> **What you have to do**
Copy out each line in the material below that has the word "xlabel".
-- START Material supplied --
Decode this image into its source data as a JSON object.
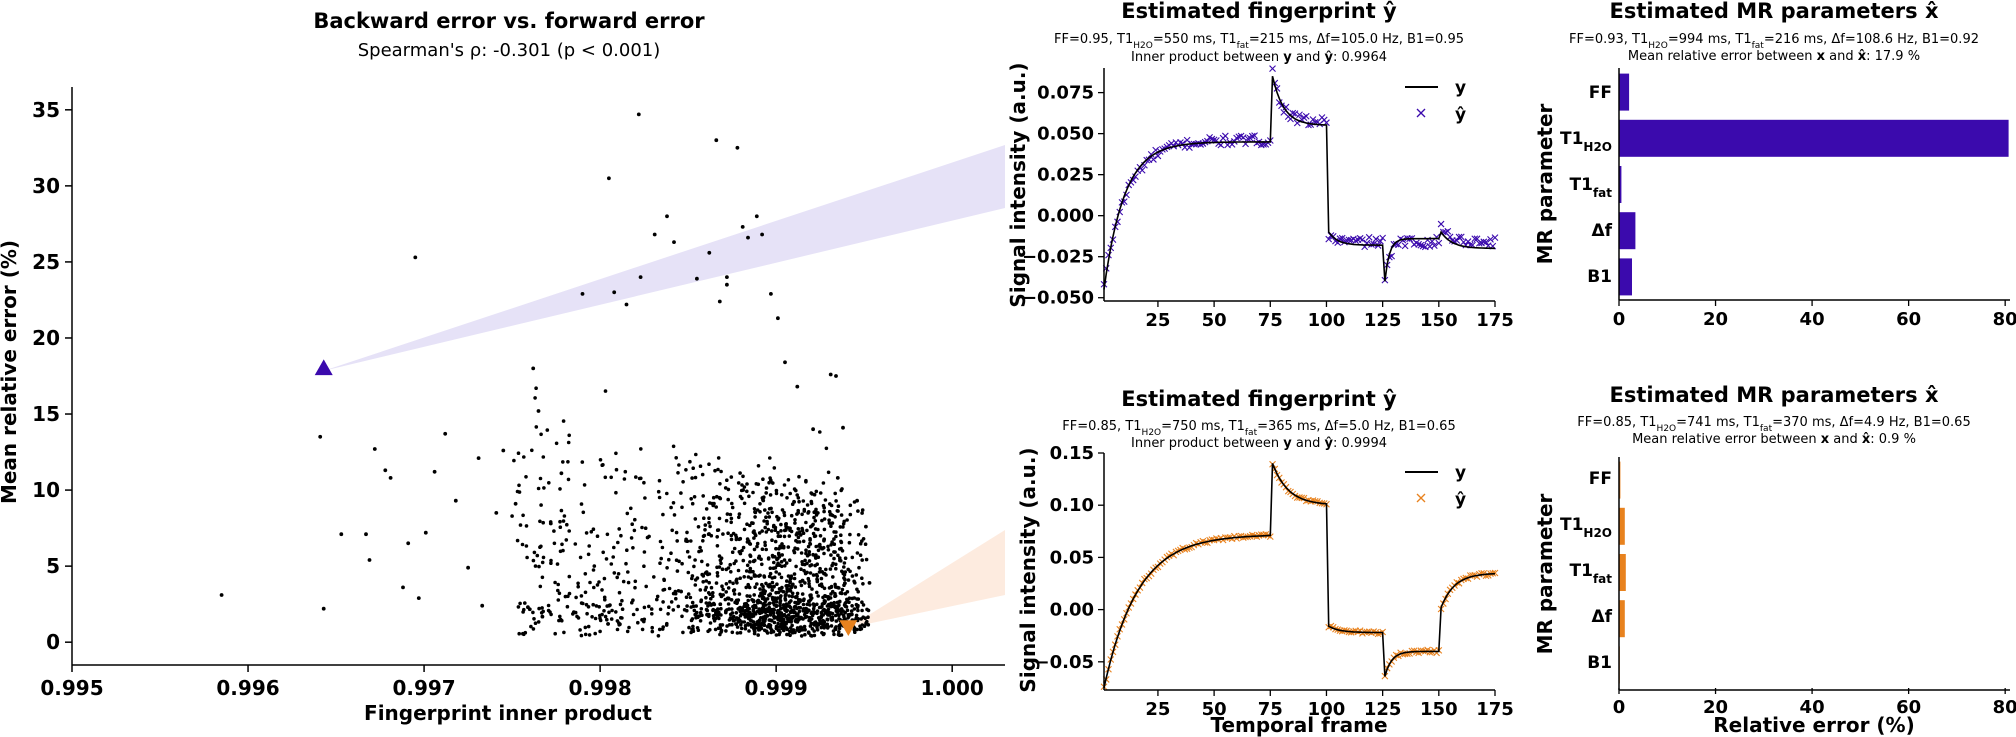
{
  "chart_data": [
    {
      "type": "scatter",
      "title": "Backward error vs. forward error",
      "subtitle": "Spearman's ρ: -0.301 (p < 0.001)",
      "xlabel": "Fingerprint inner product",
      "ylabel": "Mean relative error (%)",
      "xlim": [
        0.995,
        1.0003
      ],
      "ylim": [
        -1.5,
        36.5
      ],
      "xticks": [
        "0.995",
        "0.996",
        "0.997",
        "0.998",
        "0.999",
        "1.000"
      ],
      "yticks": [
        "0",
        "5",
        "10",
        "15",
        "20",
        "25",
        "30",
        "35"
      ],
      "grid": false,
      "color": "#000000",
      "points": [
        [
          0.99585,
          3.1
        ],
        [
          0.99641,
          13.5
        ],
        [
          0.99643,
          2.2
        ],
        [
          0.99653,
          7.1
        ],
        [
          0.99667,
          7.1
        ],
        [
          0.99669,
          5.4
        ],
        [
          0.99672,
          12.7
        ],
        [
          0.99678,
          11.3
        ],
        [
          0.99681,
          10.8
        ],
        [
          0.99688,
          3.6
        ],
        [
          0.99691,
          6.5
        ],
        [
          0.99697,
          2.9
        ],
        [
          0.99701,
          7.2
        ],
        [
          0.99706,
          11.2
        ],
        [
          0.99712,
          13.7
        ],
        [
          0.99718,
          9.3
        ],
        [
          0.99725,
          4.9
        ],
        [
          0.99731,
          12.1
        ],
        [
          0.99733,
          2.4
        ],
        [
          0.99741,
          8.5
        ],
        [
          0.99745,
          12.6
        ],
        [
          0.99752,
          9.1
        ],
        [
          0.99759,
          2.3
        ],
        [
          0.99762,
          18.0
        ],
        [
          0.99765,
          15.2
        ],
        [
          0.99772,
          7.8
        ],
        [
          0.99778,
          11.1
        ],
        [
          0.99695,
          25.3
        ],
        [
          0.9979,
          22.9
        ],
        [
          0.99805,
          30.5
        ],
        [
          0.99808,
          23.0
        ],
        [
          0.99815,
          22.2
        ],
        [
          0.99823,
          24.0
        ],
        [
          0.99831,
          26.8
        ],
        [
          0.99838,
          28.0
        ],
        [
          0.99842,
          26.3
        ],
        [
          0.99855,
          23.9
        ],
        [
          0.99862,
          25.6
        ],
        [
          0.99868,
          22.4
        ],
        [
          0.99872,
          24.0
        ],
        [
          0.99822,
          34.7
        ],
        [
          0.99866,
          33.0
        ],
        [
          0.99878,
          32.5
        ],
        [
          0.99881,
          27.3
        ],
        [
          0.99884,
          26.6
        ],
        [
          0.99889,
          28.0
        ],
        [
          0.99892,
          26.8
        ],
        [
          0.99897,
          22.9
        ],
        [
          0.99901,
          21.3
        ],
        [
          0.99872,
          23.5
        ],
        [
          0.99905,
          18.4
        ],
        [
          0.99912,
          16.8
        ],
        [
          0.99921,
          14.0
        ],
        [
          0.99931,
          17.6
        ],
        [
          0.99934,
          17.5
        ],
        [
          0.99938,
          14.1
        ],
        [
          0.99935,
          10.8
        ],
        [
          0.99946,
          9.3
        ],
        [
          0.99951,
          7.6
        ],
        [
          0.99953,
          3.9
        ]
      ],
      "cluster": {
        "x_center": 0.999,
        "x_spread": 0.0009,
        "y_mode": 2.5,
        "count": 1700
      },
      "markers": [
        {
          "x": 0.99643,
          "y": 18.0,
          "shape": "triangle-up",
          "color": "#3b0aad",
          "panel": "top"
        },
        {
          "x": 0.99941,
          "y": 1.0,
          "shape": "triangle-down",
          "color": "#e8821e",
          "panel": "bottom"
        }
      ]
    },
    {
      "type": "line",
      "title": "Estimated fingerprint ŷ",
      "params": "FF=0.95, T1H2O=550 ms, T1fat=215 ms, Δf=105.0 Hz, B1=0.95",
      "inner": "Inner product between y and ŷ: 0.9964",
      "xlabel": "",
      "ylabel": "Signal intensity (a.u.)",
      "xlim": [
        1,
        175
      ],
      "ylim": [
        -0.052,
        0.09
      ],
      "xticks": [
        "25",
        "50",
        "75",
        "100",
        "125",
        "150",
        "175"
      ],
      "yticks": [
        "−0.050",
        "−0.025",
        "0.000",
        "0.025",
        "0.050",
        "0.075"
      ],
      "series": [
        {
          "name": "y",
          "color": "#000000",
          "segments": [
            {
              "x0": 1,
              "x1": 75,
              "a": -0.045,
              "b": 0.045,
              "tau": 9
            },
            {
              "x0": 76,
              "x1": 100,
              "a": 0.085,
              "b": 0.055,
              "tau": 5
            },
            {
              "x0": 101,
              "x1": 125,
              "a": -0.01,
              "b": -0.018,
              "tau": 4
            },
            {
              "x0": 126,
              "x1": 150,
              "a": -0.04,
              "b": -0.014,
              "tau": 2
            },
            {
              "x0": 151,
              "x1": 175,
              "a": -0.01,
              "b": -0.02,
              "tau": 5
            }
          ]
        },
        {
          "name": "ŷ",
          "color": "#3b0aad",
          "marker": "x",
          "segments": [
            {
              "x0": 1,
              "x1": 75,
              "a": -0.042,
              "b": 0.046,
              "tau": 10
            },
            {
              "x0": 76,
              "x1": 100,
              "a": 0.088,
              "b": 0.057,
              "tau": 4
            },
            {
              "x0": 101,
              "x1": 125,
              "a": -0.012,
              "b": -0.016,
              "tau": 3
            },
            {
              "x0": 126,
              "x1": 150,
              "a": -0.042,
              "b": -0.016,
              "tau": 2
            },
            {
              "x0": 151,
              "x1": 175,
              "a": -0.006,
              "b": -0.016,
              "tau": 4
            }
          ],
          "noise": 0.003
        }
      ]
    },
    {
      "type": "bar",
      "orientation": "horizontal",
      "title": "Estimated MR parameters x̂",
      "params": "FF=0.93, T1H2O=994 ms, T1fat=216 ms, Δf=108.6 Hz, B1=0.92",
      "mre": "Mean relative error between x and x̂: 17.9 %",
      "ylabel": "MR parameter",
      "xlabel": "",
      "xlim": [
        0,
        81
      ],
      "xticks": [
        "0",
        "20",
        "40",
        "60",
        "80"
      ],
      "categories": [
        "FF",
        "T1H2O",
        "T1fat",
        "Δf",
        "B1"
      ],
      "values": [
        2.1,
        80.7,
        0.5,
        3.4,
        2.7
      ],
      "color": "#3b0aad"
    },
    {
      "type": "line",
      "title": "Estimated fingerprint ŷ",
      "params": "FF=0.85, T1H2O=750 ms, T1fat=365 ms, Δf=5.0 Hz, B1=0.65",
      "inner": "Inner product between y and ŷ: 0.9994",
      "xlabel": "Temporal frame",
      "ylabel": "Signal intensity (a.u.)",
      "xlim": [
        1,
        175
      ],
      "ylim": [
        -0.077,
        0.15
      ],
      "xticks": [
        "25",
        "50",
        "75",
        "100",
        "125",
        "150",
        "175"
      ],
      "yticks": [
        "−0.05",
        "0.00",
        "0.05",
        "0.10",
        "0.15"
      ],
      "series": [
        {
          "name": "y",
          "color": "#000000",
          "segments": [
            {
              "x0": 1,
              "x1": 75,
              "a": -0.075,
              "b": 0.072,
              "tau": 15
            },
            {
              "x0": 76,
              "x1": 100,
              "a": 0.14,
              "b": 0.1,
              "tau": 7
            },
            {
              "x0": 101,
              "x1": 125,
              "a": -0.016,
              "b": -0.022,
              "tau": 5
            },
            {
              "x0": 126,
              "x1": 150,
              "a": -0.064,
              "b": -0.04,
              "tau": 3
            },
            {
              "x0": 151,
              "x1": 175,
              "a": 0.002,
              "b": 0.035,
              "tau": 6
            }
          ]
        },
        {
          "name": "ŷ",
          "color": "#e8821e",
          "marker": "x",
          "segments": [
            {
              "x0": 1,
              "x1": 75,
              "a": -0.075,
              "b": 0.072,
              "tau": 15
            },
            {
              "x0": 76,
              "x1": 100,
              "a": 0.14,
              "b": 0.1,
              "tau": 7
            },
            {
              "x0": 101,
              "x1": 125,
              "a": -0.016,
              "b": -0.022,
              "tau": 5
            },
            {
              "x0": 126,
              "x1": 150,
              "a": -0.064,
              "b": -0.04,
              "tau": 3
            },
            {
              "x0": 151,
              "x1": 175,
              "a": 0.002,
              "b": 0.035,
              "tau": 6
            }
          ],
          "noise": 0.0015
        }
      ]
    },
    {
      "type": "bar",
      "orientation": "horizontal",
      "title": "Estimated MR parameters x̂",
      "params": "FF=0.85, T1H2O=741 ms, T1fat=370 ms, Δf=4.9 Hz, B1=0.65",
      "mre": "Mean relative error between x and x̂: 0.9 %",
      "ylabel": "MR parameter",
      "xlabel": "Relative error (%)",
      "xlim": [
        0,
        81
      ],
      "xticks": [
        "0",
        "20",
        "40",
        "60",
        "80"
      ],
      "categories": [
        "FF",
        "T1H2O",
        "T1fat",
        "Δf",
        "B1"
      ],
      "values": [
        0.3,
        1.2,
        1.4,
        1.2,
        0.1
      ],
      "color": "#e8821e"
    }
  ]
}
-- END Material supplied --
> **Answer to this problem**
      "xlabel": "Fingerprint inner product",
      "xlabel": "",
      "xlabel": "",
      "xlabel": "Temporal frame",
      "xlabel": "Relative error (%)",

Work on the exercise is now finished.